Objective 1:
Return the passage on IUU fishing and seafood fraud word for word, starting with "Id. With the" and going on through "that chain. Id.".

Excerpt to read:
______

Id. With the convoluted distribution chain of seafood, a multitude of opportunities for IUU fishing and seafood fraud arises at every link of that chain. Id.

(7.) See id. at 32 (acknowledging Executive Order given to address IUU fishing and seafood fraud). Former president Barack Obama, while in office, issued the Executive Order creating the "Presidential Task Force on Combating Illegal, Unreported, and Unregulated Fishing and Seafood Fraud" (Task Force). Id. The Task Force was established "as a subcommittee reporting to the National Ocean Council" with the Secretary of Commerce and Secretary of State, or their proxy's, as the co-chairs of the Task Force. Id. Other members of the Task Force were comprised of representatives from twelve different federal agencies. Id. The Task Force was to provide recommendations of programs to fulfill their mission of fending off IUU fishing and seafood fraud within 180 days. Id. These recommendations were to target the "areas of greatest need" in regard to susceptible areas of the distribution chain, which IUU fishing and seafood fraud participants take advantage of. Id.

______

Records provided:
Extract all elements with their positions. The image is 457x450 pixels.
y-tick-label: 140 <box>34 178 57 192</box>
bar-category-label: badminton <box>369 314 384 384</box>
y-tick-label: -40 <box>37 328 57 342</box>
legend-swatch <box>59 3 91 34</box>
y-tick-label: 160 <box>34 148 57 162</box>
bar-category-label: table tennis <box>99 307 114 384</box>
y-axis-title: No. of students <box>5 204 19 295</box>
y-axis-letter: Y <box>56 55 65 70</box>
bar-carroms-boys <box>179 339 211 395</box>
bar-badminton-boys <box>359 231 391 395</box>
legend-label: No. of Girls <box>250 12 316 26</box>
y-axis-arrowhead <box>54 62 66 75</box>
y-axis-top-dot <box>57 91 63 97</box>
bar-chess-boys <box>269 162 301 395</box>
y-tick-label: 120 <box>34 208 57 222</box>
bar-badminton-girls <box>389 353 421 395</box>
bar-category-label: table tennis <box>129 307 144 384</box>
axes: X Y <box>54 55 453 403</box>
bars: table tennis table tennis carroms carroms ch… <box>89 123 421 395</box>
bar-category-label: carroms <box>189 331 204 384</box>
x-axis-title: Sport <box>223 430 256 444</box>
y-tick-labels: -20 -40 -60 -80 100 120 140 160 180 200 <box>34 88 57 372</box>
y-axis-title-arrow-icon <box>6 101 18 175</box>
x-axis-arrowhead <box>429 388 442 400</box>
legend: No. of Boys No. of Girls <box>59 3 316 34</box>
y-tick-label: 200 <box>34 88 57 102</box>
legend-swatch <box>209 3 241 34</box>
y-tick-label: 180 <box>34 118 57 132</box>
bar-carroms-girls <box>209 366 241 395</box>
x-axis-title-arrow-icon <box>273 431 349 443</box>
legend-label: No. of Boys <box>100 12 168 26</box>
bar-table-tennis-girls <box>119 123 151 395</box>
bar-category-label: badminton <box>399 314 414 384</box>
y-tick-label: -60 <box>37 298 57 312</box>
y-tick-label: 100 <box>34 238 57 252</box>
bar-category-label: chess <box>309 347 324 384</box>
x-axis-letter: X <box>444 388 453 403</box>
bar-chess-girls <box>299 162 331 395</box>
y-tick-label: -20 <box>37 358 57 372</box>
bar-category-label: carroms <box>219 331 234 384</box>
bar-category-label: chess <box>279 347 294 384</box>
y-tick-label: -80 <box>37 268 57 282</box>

______

Objective 2:
In the listing, replace "legend-label" with "legend-caption" and leave everything else unchanged. Give only the lines starting with the first line of the listing and going on through the line with "bar-chess-girls <box>299 162 331 395</box>".

Correct output 1:
Id. With the convoluted distribution chain of seafood, a multitude of opportunities for IUU fishing and seafood fraud arises at every link of that chain. Id.

Correct output 2:
Extract all elements with their positions. The image is 457x450 pixels.
y-tick-label: 140 <box>34 178 57 192</box>
bar-category-label: badminton <box>369 314 384 384</box>
y-tick-label: -40 <box>37 328 57 342</box>
legend-swatch <box>59 3 91 34</box>
y-tick-label: 160 <box>34 148 57 162</box>
bar-category-label: table tennis <box>99 307 114 384</box>
y-axis-title: No. of students <box>5 204 19 295</box>
y-axis-letter: Y <box>56 55 65 70</box>
bar-carroms-boys <box>179 339 211 395</box>
bar-badminton-boys <box>359 231 391 395</box>
legend-caption: No. of Girls <box>250 12 316 26</box>
y-axis-arrowhead <box>54 62 66 75</box>
y-axis-top-dot <box>57 91 63 97</box>
bar-chess-boys <box>269 162 301 395</box>
y-tick-label: 120 <box>34 208 57 222</box>
bar-badminton-girls <box>389 353 421 395</box>
bar-category-label: table tennis <box>129 307 144 384</box>
axes: X Y <box>54 55 453 403</box>
bars: table tennis table tennis carroms carroms ch… <box>89 123 421 395</box>
bar-category-label: carroms <box>189 331 204 384</box>
x-axis-title: Sport <box>223 430 256 444</box>
y-tick-labels: -20 -40 -60 -80 100 120 140 160 180 200 <box>34 88 57 372</box>
y-axis-title-arrow-icon <box>6 101 18 175</box>
x-axis-arrowhead <box>429 388 442 400</box>
legend: No. of Boys No. of Girls <box>59 3 316 34</box>
y-tick-label: 200 <box>34 88 57 102</box>
legend-swatch <box>209 3 241 34</box>
y-tick-label: 180 <box>34 118 57 132</box>
bar-carroms-girls <box>209 366 241 395</box>
x-axis-title-arrow-icon <box>273 431 349 443</box>
legend-caption: No. of Boys <box>100 12 168 26</box>
bar-table-tennis-girls <box>119 123 151 395</box>
bar-category-label: badminton <box>399 314 414 384</box>
y-tick-label: -60 <box>37 298 57 312</box>
y-tick-label: 100 <box>34 238 57 252</box>
bar-category-label: chess <box>309 347 324 384</box>
x-axis-letter: X <box>444 388 453 403</box>
bar-chess-girls <box>299 162 331 395</box>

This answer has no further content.